> [Data rows]
-.-.-

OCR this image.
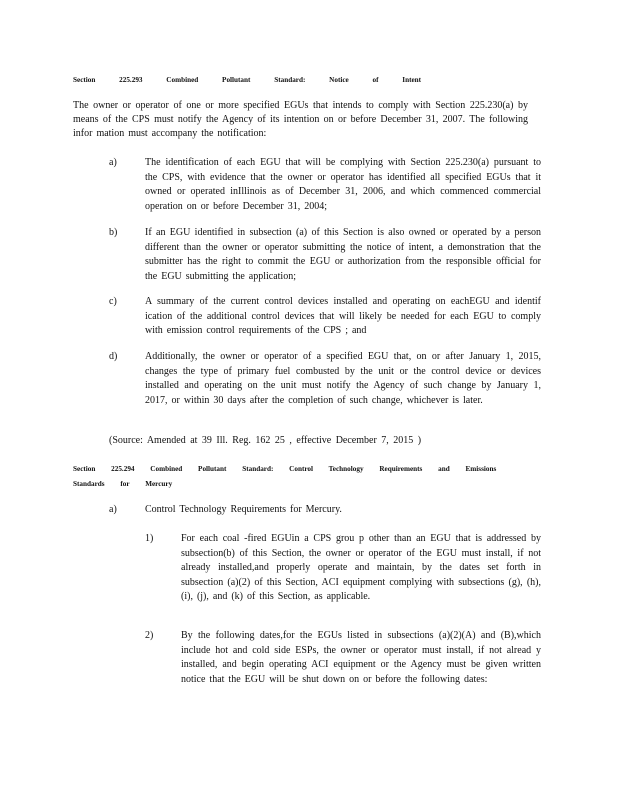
Section 225.293 Combined Pollutant Standard: Notice of Intent
The owner or operator of one or more specified EGUs that intends to comply with Section 225.230(a) by means of the CPS must notify the Agency of its intention on or before December 31, 2007. The following infor mation must accompany the notification:
a)	The identification of each EGU that will be complying with Section 225.230(a) pursuant to the CPS, with evidence that the owner or operator has identified all specified EGUs that it owned or operated inIllinois as of December 31, 2006, and which commenced commercial operation on or before December 31, 2004;
b)	If an EGU identified in subsection (a) of this Section is also owned or operated by a person different than the owner or operator submitting the notice of intent, a demonstration that the submitter has the right to commit the EGU or authorization from the responsible official for the EGU submitting the application;
c)	A summary of the current control devices installed and operating on eachEGU and identif ication of the additional control devices that will likely be needed for each EGU to comply with emission control requirements of the CPS ; and
d)	Additionally, the owner or operator of a specified EGU that, on or after January 1, 2015, changes the type of primary fuel combusted by the unit or the control device or devices installed and operating on the unit must notify the Agency of such change by January 1, 2017, or within 30 days after the completion of such change, whichever is later.
(Source: Amended at 39 Ill. Reg. 162 25 , effective December 7, 2015 )
Section 225.294 Combined Pollutant Standard: Control Technology Requirements and Emissions Standards for Mercury
a)	Control Technology Requirements for Mercury.
1)	For each coal -fired EGUin a CPS grou p other than an EGU that is addressed by subsection(b) of this Section, the owner or operator of the EGU must install, if not already installed,and properly operate and maintain, by the dates set forth in subsection (a)(2) of this Section, ACI equipment complying with subsections (g), (h), (i), (j), and (k) of this Section, as applicable.
2)	By the following dates,for the EGUs listed in subsections (a)(2)(A) and (B),which include hot and cold side ESPs, the owner or operator must install, if not alread y installed, and begin operating ACI equipment or the Agency must be given written notice that the EGU will be shut down on or before the following dates:
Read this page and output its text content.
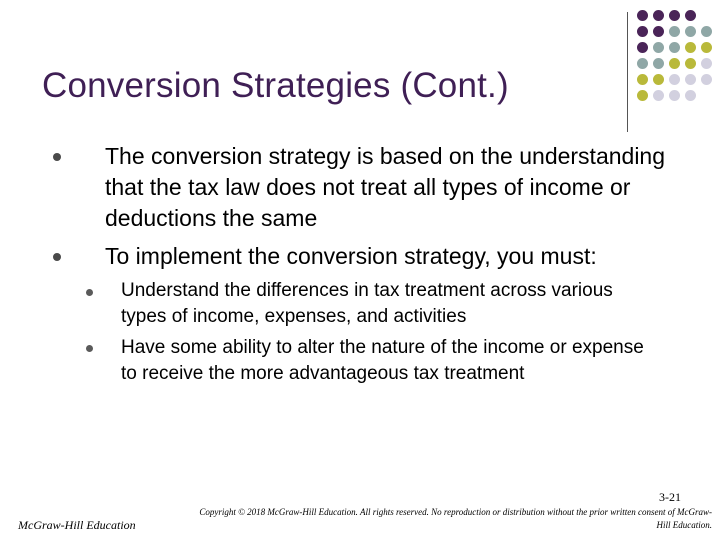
Conversion Strategies (Cont.)
The conversion strategy is based on the understanding that the tax law does not treat all types of income or deductions the same
To implement the conversion strategy, you must:
Understand the differences in tax treatment across various types of income, expenses, and activities
Have some ability to alter the nature of the income or expense to receive the more advantageous tax treatment
3-21
McGraw-Hill Education
Copyright © 2018 McGraw-Hill Education. All rights reserved. No reproduction or distribution without the prior written consent of McGraw-Hill Education.
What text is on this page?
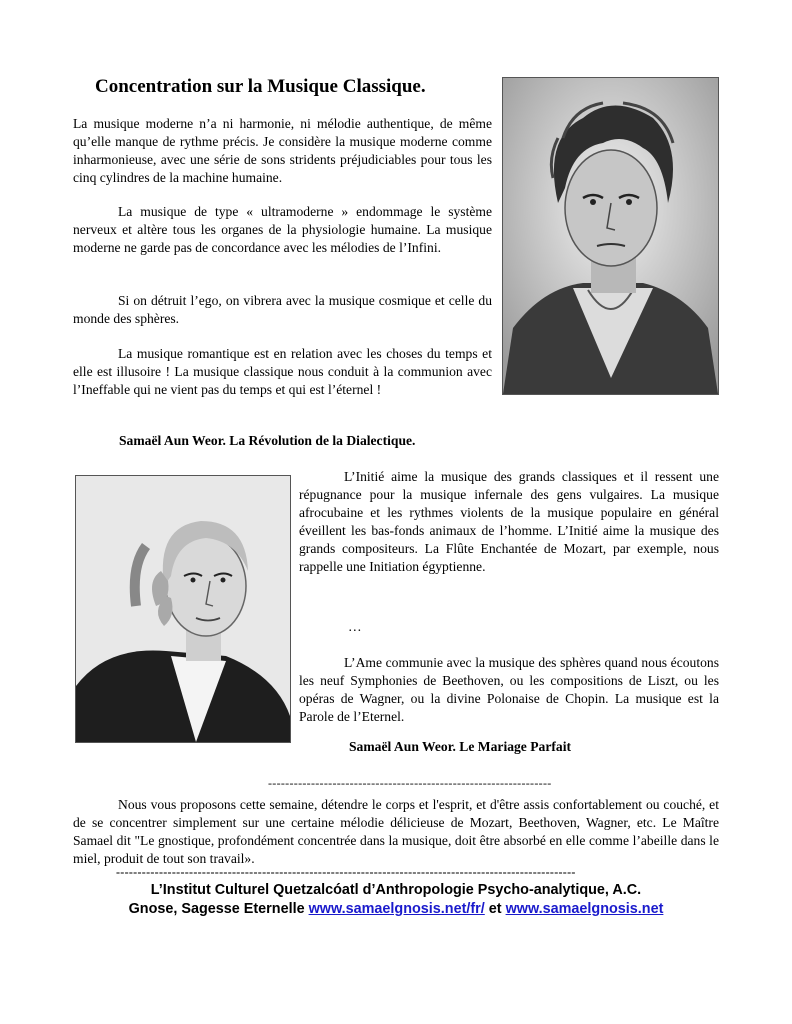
Concentration sur la Musique Classique.

La musique moderne n’a ni harmonie, ni mélodie authentique, de même qu’elle manque de rythme précis. Je considère la musique moderne comme inharmonieuse, avec une série de sons stridents préjudiciables pour tous les cinq cylindres de la machine humaine.

La musique de type « ultramoderne » endommage le système nerveux et altère tous les organes de la physiologie humaine. La musique moderne ne garde pas de concordance avec les mélodies de l’Infini.

Si on détruit l’ego, on vibrera avec la musique cosmique et celle du monde des sphères.

La musique romantique est en relation avec les choses du temps et elle est illusoire ! La musique classique nous conduit à la communion avec l’Ineffable qui ne vient pas du temps et qui est l’éternel !

Samaël Aun Weor. La Révolution de la Dialectique.

L’Initié aime la musique des grands classiques et il ressent une répugnance pour la musique infernale des gens vulgaires. La musique afrocubaine et les rythmes violents de la musique populaire en général éveillent les bas-fonds animaux de l’homme. L’Initié aime la musique des grands compositeurs. La Flûte Enchantée de Mozart, par exemple, nous rappelle une Initiation égyptienne.

…

L’Ame communie avec la musique des sphères quand nous écoutons les neuf Symphonies de Beethoven, ou les compositions de Liszt, ou les opéras de Wagner, ou la divine Polonaise de Chopin. La musique est la Parole de l’Eternel.

Samaël Aun Weor. Le Mariage Parfait
------------------------------------------------------------------

Nous vous proposons cette semaine, détendre le corps et l'esprit, et d'être assis confortablement ou couché, et de se concentrer simplement sur une certaine mélodie délicieuse de Mozart, Beethoven, Wagner, etc. Le Maître Samael dit "Le gnostique, profondément concentrée dans la musique, doit être absorbé en elle comme l’abeille dans le miel, produit de tout son travail».

-----------------------------------------------------------------------------------------------------------
L’Institut Culturel Quetzalcóatl d’Anthropologie Psycho-analytique, A.C.
Gnose, Sagesse Eternelle www.samaelgnosis.net/fr/ et www.samaelgnosis.net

-.-.-

> [Exercise task]
Quote the records in full and exactly; skip any image.

> [Answer to this exercise]
OCR this image.
Section 225.293 Combined Pollutant Standard: Notice of Intent
The owner or operator of one or more specified EGUs that intends to comply with Section 225.230(a) by means of the CPS must notify the Agency of its intention on or before December 31, 2007. The following infor mation must accompany the notification:
a)	The identification of each EGU that will be complying with Section 225.230(a) pursuant to the CPS, with evidence that the owner or operator has identified all specified EGUs that it owned or operated inIllinois as of December 31, 2006, and which commenced commercial operation on or before December 31, 2004;
b)	If an EGU identified in subsection (a) of this Section is also owned or operated by a person different than the owner or operator submitting the notice of intent, a demonstration that the submitter has the right to commit the EGU or authorization from the responsible official for the EGU submitting the application;
c)	A summary of the current control devices installed and operating on eachEGU and identif ication of the additional control devices that will likely be needed for each EGU to comply with emission control requirements of the CPS ; and
d)	Additionally, the owner or operator of a specified EGU that, on or after January 1, 2015, changes the type of primary fuel combusted by the unit or the control device or devices installed and operating on the unit must notify the Agency of such change by January 1, 2017, or within 30 days after the completion of such change, whichever is later.
(Source: Amended at 39 Ill. Reg. 162 25 , effective December 7, 2015 )
Section 225.294 Combined Pollutant Standard: Control Technology Requirements and Emissions Standards for Mercury
a)	Control Technology Requirements for Mercury.
1)	For each coal -fired EGUin a CPS grou p other than an EGU that is addressed by subsection(b) of this Section, the owner or operator of the EGU must install, if not already installed,and properly operate and maintain, by the dates set forth in subsection (a)(2) of this Section, ACI equipment complying with subsections (g), (h), (i), (j), and (k) of this Section, as applicable.
2)	By the following dates,for the EGUs listed in subsections (a)(2)(A) and (B),which include hot and cold side ESPs, the owner or operator must install, if not alread y installed, and begin operating ACI equipment or the Agency must be given written notice that the EGU will be shut down on or before the following dates:
Read this page and output its text content.
Conversion Strategies (Cont.)
The conversion strategy is based on the understanding that the tax law does not treat all types of income or deductions the same
To implement the conversion strategy, you must:
Understand the differences in tax treatment across various types of income, expenses, and activities
Have some ability to alter the nature of the income or expense to receive the more advantageous tax treatment
3-21
McGraw-Hill Education
Copyright © 2018 McGraw-Hill Education. All rights reserved. No reproduction or distribution without the prior written consent of McGraw-Hill Education.
What text is on this page?
Concentration sur la Musique Classique.

La musique moderne n’a ni harmonie, ni mélodie authentique, de même qu’elle manque de rythme précis. Je considère la musique moderne comme inharmonieuse, avec une série de sons stridents préjudiciables pour tous les cinq cylindres de la machine humaine.

La musique de type « ultramoderne » endommage le système nerveux et altère tous les organes de la physiologie humaine. La musique moderne ne garde pas de concordance avec les mélodies de l’Infini.

Si on détruit l’ego, on vibrera avec la musique cosmique et celle du monde des sphères.

La musique romantique est en relation avec les choses du temps et elle est illusoire ! La musique classique nous conduit à la communion avec l’Ineffable qui ne vient pas du temps et qui est l’éternel !

Samaël Aun Weor. La Révolution de la Dialectique.

L’Initié aime la musique des grands classiques et il ressent une répugnance pour la musique infernale des gens vulgaires. La musique afrocubaine et les rythmes violents de la musique populaire en général éveillent les bas-fonds animaux de l’homme. L’Initié aime la musique des grands compositeurs. La Flûte Enchantée de Mozart, par exemple, nous rappelle une Initiation égyptienne.

…

L’Ame communie avec la musique des sphères quand nous écoutons les neuf Symphonies de Beethoven, ou les compositions de Liszt, ou les opéras de Wagner, ou la divine Polonaise de Chopin. La musique est la Parole de l’Eternel.

Samaël Aun Weor. Le Mariage Parfait
------------------------------------------------------------------

Nous vous proposons cette semaine, détendre le corps et l'esprit, et d'être assis confortablement ou couché, et de se concentrer simplement sur une certaine mélodie délicieuse de Mozart, Beethoven, Wagner, etc. Le Maître Samael dit "Le gnostique, profondément concentrée dans la musique, doit être absorbé en elle comme l’abeille dans le miel, produit de tout son travail».

-----------------------------------------------------------------------------------------------------------
L’Institut Culturel Quetzalcóatl d’Anthropologie Psycho-analytique, A.C.
Gnose, Sagesse Eternelle www.samaelgnosis.net/fr/ et www.samaelgnosis.net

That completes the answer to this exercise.